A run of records
+-------+

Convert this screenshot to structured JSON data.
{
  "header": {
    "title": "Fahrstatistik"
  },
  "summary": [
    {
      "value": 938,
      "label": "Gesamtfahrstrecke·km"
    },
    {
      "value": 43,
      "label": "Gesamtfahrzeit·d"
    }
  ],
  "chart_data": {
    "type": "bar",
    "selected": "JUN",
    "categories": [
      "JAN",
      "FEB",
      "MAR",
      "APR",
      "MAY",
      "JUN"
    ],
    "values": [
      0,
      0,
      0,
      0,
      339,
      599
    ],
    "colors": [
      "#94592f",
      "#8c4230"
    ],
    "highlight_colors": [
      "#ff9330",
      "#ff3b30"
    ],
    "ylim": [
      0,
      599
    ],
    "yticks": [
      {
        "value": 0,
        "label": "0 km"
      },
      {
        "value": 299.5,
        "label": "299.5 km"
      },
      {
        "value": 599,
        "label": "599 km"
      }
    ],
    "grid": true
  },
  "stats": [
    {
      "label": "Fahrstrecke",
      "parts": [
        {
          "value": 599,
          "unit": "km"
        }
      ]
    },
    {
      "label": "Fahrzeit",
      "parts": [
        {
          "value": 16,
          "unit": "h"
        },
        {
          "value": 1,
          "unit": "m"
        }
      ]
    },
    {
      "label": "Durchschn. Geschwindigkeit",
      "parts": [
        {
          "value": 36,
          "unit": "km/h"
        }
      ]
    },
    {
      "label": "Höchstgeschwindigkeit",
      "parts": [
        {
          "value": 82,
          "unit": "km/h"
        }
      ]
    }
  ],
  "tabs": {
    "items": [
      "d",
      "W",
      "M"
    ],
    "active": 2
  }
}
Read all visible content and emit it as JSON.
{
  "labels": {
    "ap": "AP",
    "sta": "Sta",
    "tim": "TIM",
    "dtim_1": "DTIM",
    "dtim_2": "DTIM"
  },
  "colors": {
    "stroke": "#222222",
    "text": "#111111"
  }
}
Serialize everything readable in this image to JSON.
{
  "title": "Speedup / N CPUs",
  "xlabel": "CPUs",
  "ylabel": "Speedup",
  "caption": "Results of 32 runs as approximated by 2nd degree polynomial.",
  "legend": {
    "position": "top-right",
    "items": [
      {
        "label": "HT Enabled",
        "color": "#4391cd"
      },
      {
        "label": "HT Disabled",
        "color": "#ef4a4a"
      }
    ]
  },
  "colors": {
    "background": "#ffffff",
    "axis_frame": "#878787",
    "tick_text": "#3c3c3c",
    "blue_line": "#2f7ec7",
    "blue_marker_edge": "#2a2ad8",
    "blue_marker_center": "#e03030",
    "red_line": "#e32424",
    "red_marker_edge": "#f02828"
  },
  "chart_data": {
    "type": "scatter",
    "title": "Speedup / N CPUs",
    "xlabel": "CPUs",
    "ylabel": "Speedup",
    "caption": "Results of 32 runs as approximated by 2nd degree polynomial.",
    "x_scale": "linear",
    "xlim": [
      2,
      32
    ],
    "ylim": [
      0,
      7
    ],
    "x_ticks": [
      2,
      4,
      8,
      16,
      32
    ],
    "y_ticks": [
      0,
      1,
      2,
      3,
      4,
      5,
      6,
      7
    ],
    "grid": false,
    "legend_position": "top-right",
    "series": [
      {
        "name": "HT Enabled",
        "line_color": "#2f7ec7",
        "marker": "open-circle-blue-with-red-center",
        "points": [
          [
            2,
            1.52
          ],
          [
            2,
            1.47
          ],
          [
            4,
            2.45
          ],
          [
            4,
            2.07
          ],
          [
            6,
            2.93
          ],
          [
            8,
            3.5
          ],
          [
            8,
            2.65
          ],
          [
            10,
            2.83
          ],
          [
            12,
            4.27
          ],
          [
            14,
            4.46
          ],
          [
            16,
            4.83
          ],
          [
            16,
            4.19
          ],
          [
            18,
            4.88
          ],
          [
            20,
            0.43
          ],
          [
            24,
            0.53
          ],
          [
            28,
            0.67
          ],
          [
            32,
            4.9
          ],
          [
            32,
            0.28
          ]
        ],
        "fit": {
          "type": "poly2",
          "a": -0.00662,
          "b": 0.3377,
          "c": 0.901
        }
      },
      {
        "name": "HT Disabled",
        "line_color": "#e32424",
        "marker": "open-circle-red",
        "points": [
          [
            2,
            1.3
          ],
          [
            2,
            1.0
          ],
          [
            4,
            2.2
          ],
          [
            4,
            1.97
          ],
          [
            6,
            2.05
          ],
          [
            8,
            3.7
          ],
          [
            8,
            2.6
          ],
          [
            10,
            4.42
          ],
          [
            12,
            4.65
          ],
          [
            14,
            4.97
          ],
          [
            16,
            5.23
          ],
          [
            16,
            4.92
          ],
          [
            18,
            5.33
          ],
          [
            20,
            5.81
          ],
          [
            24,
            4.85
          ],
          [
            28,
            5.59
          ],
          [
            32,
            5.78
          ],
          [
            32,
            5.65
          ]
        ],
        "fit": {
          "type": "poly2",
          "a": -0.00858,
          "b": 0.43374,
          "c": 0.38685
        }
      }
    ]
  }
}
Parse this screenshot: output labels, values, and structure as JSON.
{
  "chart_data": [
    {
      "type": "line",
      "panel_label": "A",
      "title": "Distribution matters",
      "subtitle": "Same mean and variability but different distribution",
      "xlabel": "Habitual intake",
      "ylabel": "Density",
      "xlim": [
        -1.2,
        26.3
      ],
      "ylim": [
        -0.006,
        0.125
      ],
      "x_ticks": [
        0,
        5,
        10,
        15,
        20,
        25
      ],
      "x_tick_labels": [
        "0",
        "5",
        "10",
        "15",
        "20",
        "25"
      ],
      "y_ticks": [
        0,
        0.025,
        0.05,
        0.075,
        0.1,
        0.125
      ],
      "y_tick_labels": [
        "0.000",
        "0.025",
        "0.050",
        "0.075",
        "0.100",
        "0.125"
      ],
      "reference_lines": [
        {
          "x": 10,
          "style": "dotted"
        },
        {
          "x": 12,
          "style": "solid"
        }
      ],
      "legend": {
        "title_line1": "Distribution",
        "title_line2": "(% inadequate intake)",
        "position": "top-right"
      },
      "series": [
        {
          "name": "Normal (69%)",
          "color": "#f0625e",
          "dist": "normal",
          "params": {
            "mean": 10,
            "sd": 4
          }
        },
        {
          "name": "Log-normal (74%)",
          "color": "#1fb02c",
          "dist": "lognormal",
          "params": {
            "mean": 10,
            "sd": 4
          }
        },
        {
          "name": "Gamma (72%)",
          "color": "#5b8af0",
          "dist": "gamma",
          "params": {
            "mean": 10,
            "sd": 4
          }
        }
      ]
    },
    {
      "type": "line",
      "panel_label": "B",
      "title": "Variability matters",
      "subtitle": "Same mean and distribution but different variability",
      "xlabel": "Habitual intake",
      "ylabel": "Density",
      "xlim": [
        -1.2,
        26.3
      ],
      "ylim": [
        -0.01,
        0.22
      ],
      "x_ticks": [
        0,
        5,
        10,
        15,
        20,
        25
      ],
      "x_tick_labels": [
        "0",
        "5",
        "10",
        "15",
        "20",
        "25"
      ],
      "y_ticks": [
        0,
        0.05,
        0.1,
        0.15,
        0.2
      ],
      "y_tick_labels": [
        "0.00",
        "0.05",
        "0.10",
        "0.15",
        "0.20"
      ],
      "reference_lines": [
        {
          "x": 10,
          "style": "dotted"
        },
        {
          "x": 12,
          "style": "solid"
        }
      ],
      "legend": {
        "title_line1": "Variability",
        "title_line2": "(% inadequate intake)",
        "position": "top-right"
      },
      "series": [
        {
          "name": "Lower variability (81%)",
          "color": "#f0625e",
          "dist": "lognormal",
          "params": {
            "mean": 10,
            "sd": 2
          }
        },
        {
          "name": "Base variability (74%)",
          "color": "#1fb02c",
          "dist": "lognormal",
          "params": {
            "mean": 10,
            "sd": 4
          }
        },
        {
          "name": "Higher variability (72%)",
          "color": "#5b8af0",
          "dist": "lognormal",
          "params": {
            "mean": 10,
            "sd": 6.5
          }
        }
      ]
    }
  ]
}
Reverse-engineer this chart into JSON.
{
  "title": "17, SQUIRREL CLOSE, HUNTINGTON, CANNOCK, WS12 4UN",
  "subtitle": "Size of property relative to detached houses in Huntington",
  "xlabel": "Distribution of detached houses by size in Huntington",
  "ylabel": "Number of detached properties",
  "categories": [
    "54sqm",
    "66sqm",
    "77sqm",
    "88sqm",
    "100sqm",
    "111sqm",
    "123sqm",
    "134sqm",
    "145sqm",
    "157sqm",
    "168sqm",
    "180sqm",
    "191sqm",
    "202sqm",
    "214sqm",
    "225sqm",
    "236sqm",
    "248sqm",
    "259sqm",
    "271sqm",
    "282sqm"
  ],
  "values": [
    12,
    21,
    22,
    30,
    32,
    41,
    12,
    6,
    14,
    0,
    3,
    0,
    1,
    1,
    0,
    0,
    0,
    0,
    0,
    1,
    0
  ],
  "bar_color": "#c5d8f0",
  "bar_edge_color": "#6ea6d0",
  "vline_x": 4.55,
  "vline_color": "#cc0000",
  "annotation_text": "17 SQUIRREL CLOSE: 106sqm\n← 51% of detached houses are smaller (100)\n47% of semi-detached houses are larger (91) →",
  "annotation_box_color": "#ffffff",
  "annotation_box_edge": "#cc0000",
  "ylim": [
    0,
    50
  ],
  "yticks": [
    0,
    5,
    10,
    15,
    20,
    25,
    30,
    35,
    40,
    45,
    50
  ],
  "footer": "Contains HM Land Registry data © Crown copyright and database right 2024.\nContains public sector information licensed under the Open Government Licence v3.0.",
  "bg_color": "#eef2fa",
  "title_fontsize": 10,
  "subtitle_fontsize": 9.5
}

+-------+

TASK OBJECTIVE: Begin with the line that contains "Reverse-engineer this chart into JSON." and quote each line after it exactly, stopping after the last line of the data.

CORRECT OUTPUT:
Reverse-engineer this chart into JSON.
{
  "title": "17, SQUIRREL CLOSE, HUNTINGTON, CANNOCK, WS12 4UN",
  "subtitle": "Size of property relative to detached houses in Huntington",
  "xlabel": "Distribution of detached houses by size in Huntington",
  "ylabel": "Number of detached properties",
  "categories": [
    "54sqm",
    "66sqm",
    "77sqm",
    "88sqm",
    "100sqm",
    "111sqm",
    "123sqm",
    "134sqm",
    "145sqm",
    "157sqm",
    "168sqm",
    "180sqm",
    "191sqm",
    "202sqm",
    "214sqm",
    "225sqm",
    "236sqm",
    "248sqm",
    "259sqm",
    "271sqm",
    "282sqm"
  ],
  "values": [
    12,
    21,
    22,
    30,
    32,
    41,
    12,
    6,
    14,
    0,
    3,
    0,
    1,
    1,
    0,
    0,
    0,
    0,
    0,
    1,
    0
  ],
  "bar_color": "#c5d8f0",
  "bar_edge_color": "#6ea6d0",
  "vline_x": 4.55,
  "vline_color": "#cc0000",
  "annotation_text": "17 SQUIRREL CLOSE: 106sqm\n← 51% of detached houses are smaller (100)\n47% of semi-detached houses are larger (91) →",
  "annotation_box_color": "#ffffff",
  "annotation_box_edge": "#cc0000",
  "ylim": [
    0,
    50
  ],
  "yticks": [
    0,
    5,
    10,
    15,
    20,
    25,
    30,
    35,
    40,
    45,
    50
  ],
  "footer": "Contains HM Land Registry data © Crown copyright and database right 2024.\nContains public sector information licensed under the Open Government Licence v3.0.",
  "bg_color": "#eef2fa",
  "title_fontsize": 10,
  "subtitle_fontsize": 9.5
}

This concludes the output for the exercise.